For every line in the data below that contains "this", copy the line.

[start of Supplied records]

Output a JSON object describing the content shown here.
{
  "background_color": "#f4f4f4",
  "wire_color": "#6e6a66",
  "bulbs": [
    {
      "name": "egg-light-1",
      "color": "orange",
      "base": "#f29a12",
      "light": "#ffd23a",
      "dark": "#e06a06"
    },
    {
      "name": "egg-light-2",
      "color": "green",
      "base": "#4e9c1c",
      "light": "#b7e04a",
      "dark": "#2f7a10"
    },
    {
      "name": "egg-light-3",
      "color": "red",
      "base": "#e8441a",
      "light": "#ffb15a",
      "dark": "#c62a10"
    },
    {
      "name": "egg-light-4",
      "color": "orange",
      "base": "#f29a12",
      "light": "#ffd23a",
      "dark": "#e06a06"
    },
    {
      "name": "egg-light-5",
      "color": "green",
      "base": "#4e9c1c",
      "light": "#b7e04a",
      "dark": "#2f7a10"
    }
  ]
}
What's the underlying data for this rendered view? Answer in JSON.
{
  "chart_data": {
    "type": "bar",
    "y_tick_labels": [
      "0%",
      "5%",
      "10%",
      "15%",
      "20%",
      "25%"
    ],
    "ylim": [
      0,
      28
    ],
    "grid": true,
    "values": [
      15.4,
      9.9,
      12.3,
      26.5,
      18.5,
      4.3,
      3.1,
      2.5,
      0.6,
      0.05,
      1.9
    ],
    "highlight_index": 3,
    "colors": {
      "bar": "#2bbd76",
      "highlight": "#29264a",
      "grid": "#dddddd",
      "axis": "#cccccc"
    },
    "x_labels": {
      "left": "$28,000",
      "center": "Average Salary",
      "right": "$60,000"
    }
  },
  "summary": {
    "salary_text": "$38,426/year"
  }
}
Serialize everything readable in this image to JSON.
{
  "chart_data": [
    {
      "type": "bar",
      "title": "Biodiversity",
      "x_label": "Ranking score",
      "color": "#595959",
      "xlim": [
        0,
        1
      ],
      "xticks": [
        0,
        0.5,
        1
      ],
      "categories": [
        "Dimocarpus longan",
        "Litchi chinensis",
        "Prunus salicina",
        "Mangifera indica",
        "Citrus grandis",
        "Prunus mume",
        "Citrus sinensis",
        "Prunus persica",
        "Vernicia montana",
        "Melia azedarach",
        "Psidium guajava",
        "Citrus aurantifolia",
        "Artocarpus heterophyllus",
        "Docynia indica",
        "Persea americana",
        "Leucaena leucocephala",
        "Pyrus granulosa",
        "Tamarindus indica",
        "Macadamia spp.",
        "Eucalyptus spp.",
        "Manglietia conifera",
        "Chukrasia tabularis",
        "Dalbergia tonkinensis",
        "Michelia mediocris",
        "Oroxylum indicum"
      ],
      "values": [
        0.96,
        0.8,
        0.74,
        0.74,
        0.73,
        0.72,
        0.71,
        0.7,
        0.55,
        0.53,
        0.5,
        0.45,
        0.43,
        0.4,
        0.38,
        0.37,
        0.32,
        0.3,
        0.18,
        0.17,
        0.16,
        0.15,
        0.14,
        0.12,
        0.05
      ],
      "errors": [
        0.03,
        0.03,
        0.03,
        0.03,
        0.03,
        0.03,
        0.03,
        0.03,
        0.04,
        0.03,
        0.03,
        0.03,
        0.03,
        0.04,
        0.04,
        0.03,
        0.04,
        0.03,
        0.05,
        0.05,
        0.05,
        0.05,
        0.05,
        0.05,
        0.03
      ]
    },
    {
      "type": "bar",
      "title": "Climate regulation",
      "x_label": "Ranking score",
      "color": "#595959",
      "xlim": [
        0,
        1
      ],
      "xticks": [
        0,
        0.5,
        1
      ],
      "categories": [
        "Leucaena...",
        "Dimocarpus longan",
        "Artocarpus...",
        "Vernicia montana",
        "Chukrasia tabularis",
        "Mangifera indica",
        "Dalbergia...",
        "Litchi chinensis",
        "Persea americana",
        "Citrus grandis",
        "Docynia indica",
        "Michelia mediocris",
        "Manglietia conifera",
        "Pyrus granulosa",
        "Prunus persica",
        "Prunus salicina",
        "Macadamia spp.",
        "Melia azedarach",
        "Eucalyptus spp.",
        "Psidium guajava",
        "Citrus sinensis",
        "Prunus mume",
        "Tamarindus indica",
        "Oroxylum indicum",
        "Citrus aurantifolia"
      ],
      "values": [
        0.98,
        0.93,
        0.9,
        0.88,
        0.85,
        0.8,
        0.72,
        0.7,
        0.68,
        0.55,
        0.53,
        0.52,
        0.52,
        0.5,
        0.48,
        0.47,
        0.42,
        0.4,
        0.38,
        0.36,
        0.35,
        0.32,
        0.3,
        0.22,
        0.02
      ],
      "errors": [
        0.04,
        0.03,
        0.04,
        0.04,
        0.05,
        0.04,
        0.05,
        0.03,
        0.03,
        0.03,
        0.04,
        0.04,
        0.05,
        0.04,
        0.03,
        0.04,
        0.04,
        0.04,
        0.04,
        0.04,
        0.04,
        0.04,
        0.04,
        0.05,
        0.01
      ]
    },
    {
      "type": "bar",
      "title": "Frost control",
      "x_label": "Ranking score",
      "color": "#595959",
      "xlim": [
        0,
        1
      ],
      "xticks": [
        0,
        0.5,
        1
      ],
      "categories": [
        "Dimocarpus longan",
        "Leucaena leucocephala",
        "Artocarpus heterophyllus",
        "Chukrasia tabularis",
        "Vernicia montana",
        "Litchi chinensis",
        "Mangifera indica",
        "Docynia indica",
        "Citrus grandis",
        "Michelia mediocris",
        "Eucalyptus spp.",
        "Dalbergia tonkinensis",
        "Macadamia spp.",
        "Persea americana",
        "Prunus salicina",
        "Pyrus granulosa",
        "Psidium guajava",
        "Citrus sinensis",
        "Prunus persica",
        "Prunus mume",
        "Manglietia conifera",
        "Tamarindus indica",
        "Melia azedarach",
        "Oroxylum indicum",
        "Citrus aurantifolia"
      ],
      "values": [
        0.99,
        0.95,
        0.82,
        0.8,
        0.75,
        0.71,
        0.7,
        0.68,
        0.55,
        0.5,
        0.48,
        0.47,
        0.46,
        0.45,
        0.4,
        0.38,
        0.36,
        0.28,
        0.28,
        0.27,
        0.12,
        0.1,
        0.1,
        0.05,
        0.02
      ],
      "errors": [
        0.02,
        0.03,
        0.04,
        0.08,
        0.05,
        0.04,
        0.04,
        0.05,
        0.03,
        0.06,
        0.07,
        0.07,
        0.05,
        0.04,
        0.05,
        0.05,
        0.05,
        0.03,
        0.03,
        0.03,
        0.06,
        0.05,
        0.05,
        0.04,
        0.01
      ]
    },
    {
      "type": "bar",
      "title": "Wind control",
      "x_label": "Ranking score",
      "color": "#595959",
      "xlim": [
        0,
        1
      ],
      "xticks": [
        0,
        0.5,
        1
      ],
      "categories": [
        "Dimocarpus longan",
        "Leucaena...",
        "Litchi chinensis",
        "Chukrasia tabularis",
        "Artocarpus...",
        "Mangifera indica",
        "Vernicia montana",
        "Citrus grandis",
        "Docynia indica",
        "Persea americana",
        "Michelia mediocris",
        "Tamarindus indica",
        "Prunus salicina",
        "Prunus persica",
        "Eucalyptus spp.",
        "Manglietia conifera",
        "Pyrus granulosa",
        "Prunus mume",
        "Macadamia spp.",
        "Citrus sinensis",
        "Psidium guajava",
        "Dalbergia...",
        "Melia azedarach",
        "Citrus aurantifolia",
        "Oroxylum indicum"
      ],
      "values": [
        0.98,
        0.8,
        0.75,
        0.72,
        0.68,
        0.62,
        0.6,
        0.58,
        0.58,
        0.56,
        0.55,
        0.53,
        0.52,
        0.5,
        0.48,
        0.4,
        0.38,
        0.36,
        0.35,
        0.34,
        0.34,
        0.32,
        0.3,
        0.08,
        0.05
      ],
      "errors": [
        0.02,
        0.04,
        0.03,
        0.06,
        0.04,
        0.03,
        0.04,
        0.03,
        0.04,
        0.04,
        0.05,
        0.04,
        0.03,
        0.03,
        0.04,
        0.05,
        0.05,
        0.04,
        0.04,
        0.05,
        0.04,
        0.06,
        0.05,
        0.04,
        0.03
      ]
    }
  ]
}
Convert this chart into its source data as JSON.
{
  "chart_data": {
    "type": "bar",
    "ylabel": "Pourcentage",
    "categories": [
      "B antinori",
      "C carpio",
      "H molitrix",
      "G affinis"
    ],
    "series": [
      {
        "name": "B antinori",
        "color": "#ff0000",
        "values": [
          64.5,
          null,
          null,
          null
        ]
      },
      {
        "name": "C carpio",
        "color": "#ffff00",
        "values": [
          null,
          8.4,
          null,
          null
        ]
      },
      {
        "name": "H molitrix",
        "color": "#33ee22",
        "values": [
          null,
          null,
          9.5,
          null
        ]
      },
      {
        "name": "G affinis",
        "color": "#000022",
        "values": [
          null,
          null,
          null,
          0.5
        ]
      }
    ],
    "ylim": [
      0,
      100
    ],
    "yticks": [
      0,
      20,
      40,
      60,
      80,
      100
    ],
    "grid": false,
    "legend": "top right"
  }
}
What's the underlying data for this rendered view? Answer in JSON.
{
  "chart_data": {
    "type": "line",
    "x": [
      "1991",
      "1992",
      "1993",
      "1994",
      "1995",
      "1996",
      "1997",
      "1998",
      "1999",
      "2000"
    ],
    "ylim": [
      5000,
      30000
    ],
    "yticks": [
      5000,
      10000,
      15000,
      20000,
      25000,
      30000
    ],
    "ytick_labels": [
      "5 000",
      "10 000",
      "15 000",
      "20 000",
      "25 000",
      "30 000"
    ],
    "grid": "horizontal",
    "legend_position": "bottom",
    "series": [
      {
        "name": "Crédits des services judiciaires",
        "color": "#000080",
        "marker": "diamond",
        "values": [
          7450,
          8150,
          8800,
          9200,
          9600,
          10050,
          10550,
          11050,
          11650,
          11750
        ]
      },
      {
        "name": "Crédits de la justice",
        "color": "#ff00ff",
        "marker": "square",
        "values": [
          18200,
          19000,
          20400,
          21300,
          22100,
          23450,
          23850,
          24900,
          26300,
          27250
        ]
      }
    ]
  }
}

[end of Supplied records]

Answer to the task
What's the underlying data for this rendered view? Answer in JSON.
Serialize everything readable in this image to JSON.
Convert this chart into its source data as JSON.
What's the underlying data for this rendered view? Answer in JSON.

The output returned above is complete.